Dataset records
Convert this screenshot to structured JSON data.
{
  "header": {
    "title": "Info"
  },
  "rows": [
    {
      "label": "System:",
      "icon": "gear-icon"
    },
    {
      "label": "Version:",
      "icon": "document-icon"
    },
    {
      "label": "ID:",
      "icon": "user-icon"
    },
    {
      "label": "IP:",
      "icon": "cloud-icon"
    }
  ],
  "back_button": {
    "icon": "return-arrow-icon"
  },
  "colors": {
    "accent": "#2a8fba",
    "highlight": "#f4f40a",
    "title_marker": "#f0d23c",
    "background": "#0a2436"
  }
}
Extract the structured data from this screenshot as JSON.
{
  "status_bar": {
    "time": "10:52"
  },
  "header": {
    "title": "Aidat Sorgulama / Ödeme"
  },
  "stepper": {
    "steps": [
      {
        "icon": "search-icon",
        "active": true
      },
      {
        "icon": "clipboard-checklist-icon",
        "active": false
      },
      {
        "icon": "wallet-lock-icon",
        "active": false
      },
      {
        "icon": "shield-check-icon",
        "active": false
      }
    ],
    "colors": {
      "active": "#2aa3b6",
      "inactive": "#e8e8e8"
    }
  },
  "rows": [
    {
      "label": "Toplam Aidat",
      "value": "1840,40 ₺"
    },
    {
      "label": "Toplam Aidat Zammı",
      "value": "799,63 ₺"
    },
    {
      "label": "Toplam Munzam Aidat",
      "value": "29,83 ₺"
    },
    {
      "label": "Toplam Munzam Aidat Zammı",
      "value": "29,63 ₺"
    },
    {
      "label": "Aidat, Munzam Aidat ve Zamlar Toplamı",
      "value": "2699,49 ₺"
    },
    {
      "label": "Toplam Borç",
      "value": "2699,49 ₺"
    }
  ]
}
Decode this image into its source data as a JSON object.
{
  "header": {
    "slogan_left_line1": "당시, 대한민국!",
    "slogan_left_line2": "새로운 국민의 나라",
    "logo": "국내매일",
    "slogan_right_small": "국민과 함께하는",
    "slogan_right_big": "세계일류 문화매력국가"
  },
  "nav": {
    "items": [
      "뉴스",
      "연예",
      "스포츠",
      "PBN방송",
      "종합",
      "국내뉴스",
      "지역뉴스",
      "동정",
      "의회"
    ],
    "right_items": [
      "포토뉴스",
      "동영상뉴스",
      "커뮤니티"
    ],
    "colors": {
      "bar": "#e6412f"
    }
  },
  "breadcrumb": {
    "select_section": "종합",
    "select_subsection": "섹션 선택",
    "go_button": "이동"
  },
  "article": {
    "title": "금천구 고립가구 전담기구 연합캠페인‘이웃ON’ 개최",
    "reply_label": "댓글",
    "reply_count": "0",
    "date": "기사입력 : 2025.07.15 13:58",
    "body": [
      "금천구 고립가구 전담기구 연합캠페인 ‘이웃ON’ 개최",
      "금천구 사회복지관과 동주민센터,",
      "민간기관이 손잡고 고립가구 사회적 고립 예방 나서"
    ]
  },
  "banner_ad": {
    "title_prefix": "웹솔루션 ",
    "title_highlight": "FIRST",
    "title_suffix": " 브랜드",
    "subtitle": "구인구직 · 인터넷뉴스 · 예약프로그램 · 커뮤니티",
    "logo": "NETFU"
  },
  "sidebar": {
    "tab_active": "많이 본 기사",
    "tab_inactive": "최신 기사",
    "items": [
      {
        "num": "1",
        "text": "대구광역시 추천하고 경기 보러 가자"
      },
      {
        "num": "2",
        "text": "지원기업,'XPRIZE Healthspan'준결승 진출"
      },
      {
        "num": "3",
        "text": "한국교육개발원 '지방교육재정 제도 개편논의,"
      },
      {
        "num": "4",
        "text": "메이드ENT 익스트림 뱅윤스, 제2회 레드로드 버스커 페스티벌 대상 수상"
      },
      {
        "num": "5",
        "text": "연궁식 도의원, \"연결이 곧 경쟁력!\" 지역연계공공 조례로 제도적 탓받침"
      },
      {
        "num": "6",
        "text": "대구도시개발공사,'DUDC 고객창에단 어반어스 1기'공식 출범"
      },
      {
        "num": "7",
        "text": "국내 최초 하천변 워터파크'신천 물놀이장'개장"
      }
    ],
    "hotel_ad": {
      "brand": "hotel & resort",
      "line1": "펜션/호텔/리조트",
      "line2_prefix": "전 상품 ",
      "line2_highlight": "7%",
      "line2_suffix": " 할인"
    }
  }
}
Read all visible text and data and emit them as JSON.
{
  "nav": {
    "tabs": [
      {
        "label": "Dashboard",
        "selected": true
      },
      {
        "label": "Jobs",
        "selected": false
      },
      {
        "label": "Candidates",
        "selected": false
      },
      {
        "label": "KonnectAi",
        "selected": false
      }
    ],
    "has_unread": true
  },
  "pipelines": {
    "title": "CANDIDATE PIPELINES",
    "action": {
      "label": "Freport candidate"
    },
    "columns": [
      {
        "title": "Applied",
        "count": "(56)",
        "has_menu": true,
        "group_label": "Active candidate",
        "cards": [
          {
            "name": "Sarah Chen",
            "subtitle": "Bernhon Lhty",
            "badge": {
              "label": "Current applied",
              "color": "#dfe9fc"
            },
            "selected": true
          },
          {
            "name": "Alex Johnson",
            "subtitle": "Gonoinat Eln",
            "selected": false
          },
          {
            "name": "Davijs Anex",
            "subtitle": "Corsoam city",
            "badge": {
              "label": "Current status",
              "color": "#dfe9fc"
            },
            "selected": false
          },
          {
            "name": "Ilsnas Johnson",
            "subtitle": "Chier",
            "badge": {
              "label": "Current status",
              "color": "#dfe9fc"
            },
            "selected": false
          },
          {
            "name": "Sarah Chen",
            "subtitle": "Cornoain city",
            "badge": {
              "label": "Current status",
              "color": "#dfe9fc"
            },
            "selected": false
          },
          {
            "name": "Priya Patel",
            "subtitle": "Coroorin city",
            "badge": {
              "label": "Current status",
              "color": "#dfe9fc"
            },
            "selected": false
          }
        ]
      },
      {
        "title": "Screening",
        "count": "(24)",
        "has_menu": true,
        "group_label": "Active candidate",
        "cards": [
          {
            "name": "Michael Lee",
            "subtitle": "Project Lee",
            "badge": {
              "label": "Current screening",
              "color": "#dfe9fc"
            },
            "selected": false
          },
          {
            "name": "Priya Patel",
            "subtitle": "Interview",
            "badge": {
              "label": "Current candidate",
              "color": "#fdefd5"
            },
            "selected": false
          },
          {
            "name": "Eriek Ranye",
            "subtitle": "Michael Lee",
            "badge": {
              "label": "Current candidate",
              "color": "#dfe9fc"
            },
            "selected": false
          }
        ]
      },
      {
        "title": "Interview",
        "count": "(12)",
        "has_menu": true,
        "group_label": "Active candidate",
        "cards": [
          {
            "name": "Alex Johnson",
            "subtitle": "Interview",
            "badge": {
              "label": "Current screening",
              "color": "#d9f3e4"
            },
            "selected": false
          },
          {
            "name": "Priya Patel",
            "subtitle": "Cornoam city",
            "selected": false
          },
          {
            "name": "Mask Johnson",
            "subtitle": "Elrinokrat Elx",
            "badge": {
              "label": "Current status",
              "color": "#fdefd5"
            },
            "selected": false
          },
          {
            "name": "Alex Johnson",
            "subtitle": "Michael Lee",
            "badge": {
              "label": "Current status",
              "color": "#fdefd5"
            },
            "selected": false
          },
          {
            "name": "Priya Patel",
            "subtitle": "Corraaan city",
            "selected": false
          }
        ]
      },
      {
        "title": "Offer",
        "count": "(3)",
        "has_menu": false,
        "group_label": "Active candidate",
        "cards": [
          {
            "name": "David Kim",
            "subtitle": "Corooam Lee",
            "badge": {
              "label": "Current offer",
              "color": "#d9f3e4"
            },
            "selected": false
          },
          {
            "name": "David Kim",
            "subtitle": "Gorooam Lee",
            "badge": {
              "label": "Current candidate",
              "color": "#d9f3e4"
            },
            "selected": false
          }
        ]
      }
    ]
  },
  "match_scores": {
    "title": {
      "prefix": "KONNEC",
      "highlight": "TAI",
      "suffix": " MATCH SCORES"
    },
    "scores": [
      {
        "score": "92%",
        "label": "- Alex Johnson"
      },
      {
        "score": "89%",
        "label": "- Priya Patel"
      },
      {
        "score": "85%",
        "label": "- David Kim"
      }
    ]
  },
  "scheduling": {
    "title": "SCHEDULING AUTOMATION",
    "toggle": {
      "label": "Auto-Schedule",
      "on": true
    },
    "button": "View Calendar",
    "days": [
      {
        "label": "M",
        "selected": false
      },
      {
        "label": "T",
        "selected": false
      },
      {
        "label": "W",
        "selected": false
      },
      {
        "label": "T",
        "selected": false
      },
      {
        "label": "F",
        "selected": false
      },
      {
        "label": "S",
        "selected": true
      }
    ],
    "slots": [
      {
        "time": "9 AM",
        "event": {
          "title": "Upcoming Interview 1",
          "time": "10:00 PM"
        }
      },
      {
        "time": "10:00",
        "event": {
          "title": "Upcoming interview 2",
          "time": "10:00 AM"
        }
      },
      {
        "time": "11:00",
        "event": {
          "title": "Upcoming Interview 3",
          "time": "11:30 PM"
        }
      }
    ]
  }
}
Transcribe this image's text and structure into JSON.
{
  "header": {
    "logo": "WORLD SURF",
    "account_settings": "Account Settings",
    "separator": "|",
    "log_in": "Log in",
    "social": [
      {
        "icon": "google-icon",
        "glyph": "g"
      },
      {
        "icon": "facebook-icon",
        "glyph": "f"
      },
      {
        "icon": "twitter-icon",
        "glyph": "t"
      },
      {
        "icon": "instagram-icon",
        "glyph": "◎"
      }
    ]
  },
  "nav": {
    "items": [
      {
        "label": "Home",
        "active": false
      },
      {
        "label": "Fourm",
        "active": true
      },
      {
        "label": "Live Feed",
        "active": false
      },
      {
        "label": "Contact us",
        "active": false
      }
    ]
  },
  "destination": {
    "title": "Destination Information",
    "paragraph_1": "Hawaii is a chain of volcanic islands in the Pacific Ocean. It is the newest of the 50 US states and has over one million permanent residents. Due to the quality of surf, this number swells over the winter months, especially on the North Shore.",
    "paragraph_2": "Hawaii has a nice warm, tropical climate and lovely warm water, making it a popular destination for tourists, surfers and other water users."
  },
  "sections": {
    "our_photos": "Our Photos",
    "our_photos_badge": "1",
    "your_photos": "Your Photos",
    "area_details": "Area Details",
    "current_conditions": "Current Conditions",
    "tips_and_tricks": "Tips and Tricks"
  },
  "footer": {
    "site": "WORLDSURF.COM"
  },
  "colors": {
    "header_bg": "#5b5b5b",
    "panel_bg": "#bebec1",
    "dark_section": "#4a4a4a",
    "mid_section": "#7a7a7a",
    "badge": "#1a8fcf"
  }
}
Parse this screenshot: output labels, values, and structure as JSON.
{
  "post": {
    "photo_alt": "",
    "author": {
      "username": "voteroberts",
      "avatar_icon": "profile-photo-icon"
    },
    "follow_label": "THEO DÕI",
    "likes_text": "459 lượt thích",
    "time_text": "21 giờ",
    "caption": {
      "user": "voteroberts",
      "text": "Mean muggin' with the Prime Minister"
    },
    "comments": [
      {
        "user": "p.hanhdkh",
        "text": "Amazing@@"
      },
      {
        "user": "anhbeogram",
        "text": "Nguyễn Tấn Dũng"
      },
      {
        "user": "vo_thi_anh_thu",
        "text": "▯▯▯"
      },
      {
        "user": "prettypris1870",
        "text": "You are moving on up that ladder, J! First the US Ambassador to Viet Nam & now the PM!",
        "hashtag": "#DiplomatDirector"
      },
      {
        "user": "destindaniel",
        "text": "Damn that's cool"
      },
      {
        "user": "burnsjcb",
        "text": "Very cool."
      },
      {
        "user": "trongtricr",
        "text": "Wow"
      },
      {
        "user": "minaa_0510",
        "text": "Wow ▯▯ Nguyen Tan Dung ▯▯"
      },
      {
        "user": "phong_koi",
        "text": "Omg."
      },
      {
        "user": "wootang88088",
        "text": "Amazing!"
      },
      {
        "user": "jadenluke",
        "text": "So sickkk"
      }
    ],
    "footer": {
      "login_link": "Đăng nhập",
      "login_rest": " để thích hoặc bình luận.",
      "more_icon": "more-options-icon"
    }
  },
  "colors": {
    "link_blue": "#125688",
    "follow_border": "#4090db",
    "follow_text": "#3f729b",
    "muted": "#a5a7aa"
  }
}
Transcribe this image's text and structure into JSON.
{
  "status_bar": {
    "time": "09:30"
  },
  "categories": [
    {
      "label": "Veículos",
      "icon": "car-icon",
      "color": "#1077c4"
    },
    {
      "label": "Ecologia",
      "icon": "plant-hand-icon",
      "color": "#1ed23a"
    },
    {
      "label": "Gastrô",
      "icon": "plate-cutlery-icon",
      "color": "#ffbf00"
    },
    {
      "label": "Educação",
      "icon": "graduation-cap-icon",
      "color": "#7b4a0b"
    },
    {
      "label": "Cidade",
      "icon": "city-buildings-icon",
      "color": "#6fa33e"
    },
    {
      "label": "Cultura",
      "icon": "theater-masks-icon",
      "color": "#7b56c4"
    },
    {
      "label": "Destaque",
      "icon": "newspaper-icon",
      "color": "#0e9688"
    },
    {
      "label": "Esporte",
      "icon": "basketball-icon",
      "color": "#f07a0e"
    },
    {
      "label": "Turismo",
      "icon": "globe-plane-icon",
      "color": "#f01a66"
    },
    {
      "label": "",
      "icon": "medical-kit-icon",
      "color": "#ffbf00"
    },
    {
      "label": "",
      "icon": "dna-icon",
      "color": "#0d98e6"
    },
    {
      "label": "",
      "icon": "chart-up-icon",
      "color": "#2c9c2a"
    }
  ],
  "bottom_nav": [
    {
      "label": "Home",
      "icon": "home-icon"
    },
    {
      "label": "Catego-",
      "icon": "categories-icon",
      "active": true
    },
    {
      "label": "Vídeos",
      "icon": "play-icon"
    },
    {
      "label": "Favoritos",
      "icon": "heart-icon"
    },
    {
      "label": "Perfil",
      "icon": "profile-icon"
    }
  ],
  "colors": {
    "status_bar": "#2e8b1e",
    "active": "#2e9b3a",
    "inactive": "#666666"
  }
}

WHAT THIS TASK INVOLVES =>
Tally up the lines holding the string "고립가구" in this listing, and report the total alone.

SOLVED EXERCISE =>
3